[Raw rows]
'''

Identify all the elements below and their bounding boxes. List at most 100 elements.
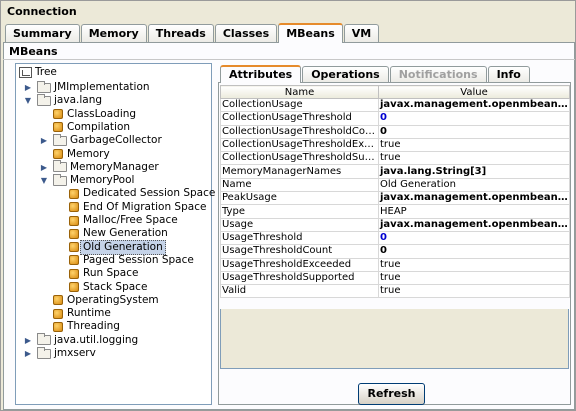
tree-root[interactable]: Tree (19, 66, 57, 79)
collapse-toggle-icon[interactable]: ▼ (23, 96, 33, 105)
mbean-detail-pane: Attributes Operations Notifications Info… (218, 63, 571, 405)
attribute-name-cell: CollectionUsageThresholdSupp... (220, 151, 379, 166)
attribute-value-cell[interactable]: javax.management.openmbean.Co... (378, 191, 570, 206)
attribute-value-cell[interactable]: true (378, 137, 570, 153)
mbean-icon (53, 149, 63, 159)
attribute-name-cell: CollectionUsageThresholdCount (220, 124, 379, 139)
tab-memory[interactable]: Memory (80, 24, 147, 42)
tree-node[interactable]: Memory (53, 148, 110, 161)
folder-icon (37, 93, 51, 106)
mbean-icon (69, 282, 79, 292)
attribute-name-cell: MemoryManagerNames (220, 164, 379, 179)
mbean-icon (53, 321, 63, 332)
attribute-value-cell[interactable]: 0 (378, 124, 570, 139)
table-row[interactable]: CollectionUsageThresholdSupp... true (220, 151, 570, 166)
attribute-value-cell[interactable]: javax.management.openmbean.Co... (378, 217, 570, 232)
tree-node[interactable]: New Generation (69, 227, 168, 240)
table-row[interactable]: UsageThresholdSupported true (220, 270, 570, 286)
tree-node[interactable]: ▶ GarbageCollector (41, 133, 162, 147)
table-row[interactable]: Name Old Generation (220, 177, 570, 193)
attribute-value-cell[interactable]: 0 (378, 244, 570, 259)
tree-node[interactable]: Threading (53, 320, 120, 333)
mbean-icon (53, 122, 63, 133)
attribute-value-cell[interactable]: true (378, 257, 570, 272)
tree-node-label: Threading (67, 320, 120, 333)
tree-node[interactable]: Runtime (53, 307, 111, 320)
table-row[interactable]: PeakUsage javax.management.openmbean.Co..… (220, 191, 570, 206)
table-row[interactable]: CollectionUsage javax.management.openmbea… (220, 97, 570, 113)
attribute-value-cell[interactable]: true (378, 151, 570, 166)
column-header-value[interactable]: Value (378, 85, 570, 99)
expand-toggle-icon[interactable]: ▶ (23, 336, 33, 345)
tree-node[interactable]: Paged Session Space (69, 254, 194, 267)
tree-node[interactable]: Compilation (53, 121, 130, 134)
table-row[interactable]: Usage javax.management.openmbean.Co... (220, 217, 570, 232)
attribute-name-cell: UsageThreshold (220, 230, 379, 246)
tree-node[interactable]: ClassLoading (53, 108, 136, 121)
tree-node[interactable]: ▶ MemoryManager (41, 160, 159, 174)
attribute-value-cell[interactable]: true (378, 284, 570, 299)
expand-toggle-icon[interactable]: ▶ (39, 136, 49, 145)
tab-info[interactable]: Info (487, 66, 530, 82)
tree-node-label: GarbageCollector (70, 134, 162, 147)
attributes-panel: Name Value CollectionUsage javax.manageme… (218, 82, 571, 405)
refresh-button[interactable]: Refresh (358, 383, 425, 405)
tree-node[interactable]: Malloc/Free Space (69, 214, 178, 227)
attribute-name-cell: Name (220, 177, 379, 193)
tree-node[interactable]: ▶ java.util.logging (25, 333, 138, 347)
table-row[interactable]: Type HEAP (220, 204, 570, 219)
expand-toggle-icon[interactable]: ▶ (39, 163, 49, 172)
table-row[interactable]: UsageThresholdCount 0 (220, 244, 570, 259)
attribute-value-cell[interactable]: 0 (378, 111, 570, 126)
tree-node[interactable]: Dedicated Session Space (69, 187, 215, 200)
tree-node-label: Compilation (67, 120, 131, 133)
tree-node[interactable]: Run Space (69, 267, 138, 280)
column-header-name[interactable]: Name (220, 85, 379, 99)
tree-node[interactable]: ▶ JMImplementation (25, 80, 150, 94)
attribute-value-cell[interactable]: true (378, 270, 570, 286)
tree-node[interactable]: ▼ MemoryPool (41, 173, 134, 187)
mbean-icon (53, 308, 63, 319)
tree-node-label: JMImplementation (54, 81, 150, 93)
tree-node[interactable]: Stack Space (69, 281, 147, 294)
jconsole-window: Connection Summary Memory Threads Classe… (0, 0, 576, 411)
table-row[interactable]: UsageThreshold 0 (220, 230, 570, 246)
tab-operations[interactable]: Operations (302, 66, 389, 82)
table-row[interactable]: MemoryManagerNames java.lang.String[3] (220, 164, 570, 179)
mbean-tree[interactable]: Tree ▶ JMImplementation ▼ java.lang ClassLoa… (15, 63, 215, 405)
tree-node[interactable]: ▼ java.lang (25, 93, 102, 107)
tab-mbeans[interactable]: MBeans (278, 23, 343, 43)
collapse-toggle-icon[interactable]: ▼ (39, 176, 49, 185)
attribute-value-cell[interactable]: HEAP (378, 204, 570, 219)
tab-attributes[interactable]: Attributes (220, 65, 302, 83)
table-row[interactable]: CollectionUsageThresholdCount 0 (220, 124, 570, 139)
attribute-value-cell[interactable]: 0 (378, 230, 570, 246)
table-row[interactable]: UsageThresholdExceeded true (220, 257, 570, 272)
mbean-icon (69, 188, 79, 199)
table-row[interactable]: Valid true (220, 284, 570, 299)
tree-node[interactable]: End Of Migration Space (69, 201, 206, 214)
tree-node-label: OperatingSystem (67, 293, 159, 306)
tab-summary[interactable]: Summary (5, 24, 80, 42)
attribute-value-cell[interactable]: Old Generation (378, 177, 570, 193)
attributes-table: Name Value CollectionUsage javax.manageme… (220, 85, 570, 299)
table-row[interactable]: CollectionUsageThreshold 0 (220, 111, 570, 126)
attribute-name-cell: CollectionUsage (220, 97, 379, 113)
expand-toggle-icon[interactable]: ▶ (23, 83, 33, 92)
table-row[interactable]: CollectionUsageThresholdExce... true (220, 137, 570, 153)
tree-node-label: Dedicated Session Space (83, 187, 216, 200)
tab-notifications: Notifications (389, 66, 487, 82)
tree-node[interactable]: OperatingSystem (53, 294, 159, 307)
attribute-value-cell[interactable]: java.lang.String[3] (378, 164, 570, 179)
tab-threads[interactable]: Threads (147, 24, 214, 42)
tree-node-label: New Generation (83, 227, 168, 240)
tree-node[interactable]: Old Generation (69, 239, 166, 255)
mbean-icon (69, 242, 79, 253)
expand-toggle-icon[interactable]: ▶ (23, 349, 33, 358)
attribute-value-cell[interactable]: javax.management.openmbean.Co... (378, 97, 570, 113)
tab-vm[interactable]: VM (343, 24, 380, 42)
tree-node[interactable]: ▶ jmxserv (25, 346, 96, 360)
tree-node-label: Memory (67, 147, 110, 160)
attribute-name-cell: Valid (220, 284, 379, 299)
tab-classes[interactable]: Classes (214, 24, 278, 42)
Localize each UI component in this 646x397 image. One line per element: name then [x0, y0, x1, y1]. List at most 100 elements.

'''

## AIM OF THE EXERCISE:
Could you copy all of the rows above, line for line and unchanged, but leave out the pictures?

## REPLY:
Identify all the elements below and their bounding boxes. List at most 100 elements.
tree-root[interactable]: Tree (19, 66, 57, 79)
collapse-toggle-icon[interactable]: ▼ (23, 96, 33, 105)
mbean-detail-pane: Attributes Operations Notifications Info… (218, 63, 571, 405)
attribute-name-cell: CollectionUsageThresholdSupp... (220, 151, 379, 166)
attribute-value-cell[interactable]: javax.management.openmbean.Co... (378, 191, 570, 206)
attribute-value-cell[interactable]: true (378, 137, 570, 153)
mbean-icon (53, 149, 63, 159)
attribute-name-cell: CollectionUsageThresholdCount (220, 124, 379, 139)
tab-memory[interactable]: Memory (80, 24, 147, 42)
tree-node[interactable]: Memory (53, 148, 110, 161)
folder-icon (37, 93, 51, 106)
mbean-icon (69, 282, 79, 292)
attribute-name-cell: MemoryManagerNames (220, 164, 379, 179)
mbean-icon (53, 321, 63, 332)
attribute-value-cell[interactable]: 0 (378, 124, 570, 139)
table-row[interactable]: CollectionUsageThresholdSupp... true (220, 151, 570, 166)
attribute-value-cell[interactable]: javax.management.openmbean.Co... (378, 217, 570, 232)
tree-node[interactable]: New Generation (69, 227, 168, 240)
table-row[interactable]: UsageThresholdSupported true (220, 270, 570, 286)
tree-node[interactable]: ▶ GarbageCollector (41, 133, 162, 147)
table-row[interactable]: Name Old Generation (220, 177, 570, 193)
attribute-value-cell[interactable]: 0 (378, 244, 570, 259)
tree-node[interactable]: Threading (53, 320, 120, 333)
mbean-icon (53, 122, 63, 133)
attribute-value-cell[interactable]: true (378, 257, 570, 272)
tree-node-label: Threading (67, 320, 120, 333)
tree-node[interactable]: Runtime (53, 307, 111, 320)
table-row[interactable]: PeakUsage javax.management.openmbean.Co..… (220, 191, 570, 206)
table-row[interactable]: CollectionUsage javax.management.openmbea… (220, 97, 570, 113)
attribute-value-cell[interactable]: true (378, 151, 570, 166)
column-header-value[interactable]: Value (378, 85, 570, 99)
expand-toggle-icon[interactable]: ▶ (23, 336, 33, 345)
tree-node[interactable]: Paged Session Space (69, 254, 194, 267)
tree-node[interactable]: Compilation (53, 121, 130, 134)
table-row[interactable]: Usage javax.management.openmbean.Co... (220, 217, 570, 232)
attribute-name-cell: UsageThreshold (220, 230, 379, 246)
tree-node[interactable]: ClassLoading (53, 108, 136, 121)
tree-node[interactable]: ▶ MemoryManager (41, 160, 159, 174)
attribute-value-cell[interactable]: true (378, 284, 570, 299)
expand-toggle-icon[interactable]: ▶ (39, 136, 49, 145)
tab-info[interactable]: Info (487, 66, 530, 82)
tree-node-label: GarbageCollector (70, 134, 162, 147)
attributes-panel: Name Value CollectionUsage javax.manageme… (218, 82, 571, 405)
refresh-button[interactable]: Refresh (358, 383, 425, 405)
tree-node[interactable]: Malloc/Free Space (69, 214, 178, 227)
attribute-name-cell: Name (220, 177, 379, 193)
tree-node[interactable]: ▶ java.util.logging (25, 333, 138, 347)
table-row[interactable]: Type HEAP (220, 204, 570, 219)
expand-toggle-icon[interactable]: ▶ (39, 163, 49, 172)
table-row[interactable]: UsageThresholdCount 0 (220, 244, 570, 259)
attribute-value-cell[interactable]: 0 (378, 111, 570, 126)
tree-node[interactable]: Dedicated Session Space (69, 187, 215, 200)
tree-node-label: Compilation (67, 120, 131, 133)
tree-node[interactable]: Run Space (69, 267, 138, 280)
column-header-name[interactable]: Name (220, 85, 379, 99)
tree-node[interactable]: ▶ JMImplementation (25, 80, 150, 94)
attribute-value-cell[interactable]: true (378, 270, 570, 286)
tree-node[interactable]: ▼ MemoryPool (41, 173, 134, 187)
mbean-icon (53, 308, 63, 319)
tree-node-label: JMImplementation (54, 81, 150, 93)
tree-node[interactable]: Stack Space (69, 281, 147, 294)
jconsole-window: Connection Summary Memory Threads Classe… (0, 0, 576, 411)
table-row[interactable]: UsageThreshold 0 (220, 230, 570, 246)
tab-operations[interactable]: Operations (302, 66, 389, 82)
table-row[interactable]: MemoryManagerNames java.lang.String[3] (220, 164, 570, 179)
mbean-tree[interactable]: Tree ▶ JMImplementation ▼ java.lang ClassLoa… (15, 63, 215, 405)
tree-node[interactable]: ▼ java.lang (25, 93, 102, 107)
tab-mbeans[interactable]: MBeans (278, 23, 343, 43)
collapse-toggle-icon[interactable]: ▼ (39, 176, 49, 185)
attribute-value-cell[interactable]: HEAP (378, 204, 570, 219)
tab-attributes[interactable]: Attributes (220, 65, 302, 83)
table-row[interactable]: CollectionUsageThresholdCount 0 (220, 124, 570, 139)
attribute-value-cell[interactable]: 0 (378, 230, 570, 246)
table-row[interactable]: UsageThresholdExceeded true (220, 257, 570, 272)
mbean-icon (69, 188, 79, 199)
table-row[interactable]: Valid true (220, 284, 570, 299)
tree-node[interactable]: End Of Migration Space (69, 201, 206, 214)
tree-node-label: OperatingSystem (67, 293, 159, 306)
tab-summary[interactable]: Summary (5, 24, 80, 42)
attribute-value-cell[interactable]: Old Generation (378, 177, 570, 193)
attributes-table: Name Value CollectionUsage javax.manageme… (220, 85, 570, 299)
table-row[interactable]: CollectionUsageThreshold 0 (220, 111, 570, 126)
attribute-name-cell: CollectionUsage (220, 97, 379, 113)
expand-toggle-icon[interactable]: ▶ (23, 83, 33, 92)
table-row[interactable]: CollectionUsageThresholdExce... true (220, 137, 570, 153)
tree-node-label: Dedicated Session Space (83, 187, 216, 200)
tab-notifications: Notifications (389, 66, 487, 82)
tree-node[interactable]: OperatingSystem (53, 294, 159, 307)
attribute-value-cell[interactable]: java.lang.String[3] (378, 164, 570, 179)
tab-threads[interactable]: Threads (147, 24, 214, 42)
tree-node-label: New Generation (83, 227, 168, 240)
tree-node[interactable]: Old Generation (69, 239, 166, 255)
mbean-icon (69, 242, 79, 253)
expand-toggle-icon[interactable]: ▶ (23, 349, 33, 358)
attribute-value-cell[interactable]: javax.management.openmbean.Co... (378, 97, 570, 113)
tab-vm[interactable]: VM (343, 24, 380, 42)
tree-node[interactable]: ▶ jmxserv (25, 346, 96, 360)
tree-node-label: Memory (67, 147, 110, 160)
attribute-name-cell: Valid (220, 284, 379, 299)
tab-classes[interactable]: Classes (214, 24, 278, 42)
Localize each UI component in this 646x397 image. One line per element: name then [x0, y0, x1, y1]. List at most 100 elements.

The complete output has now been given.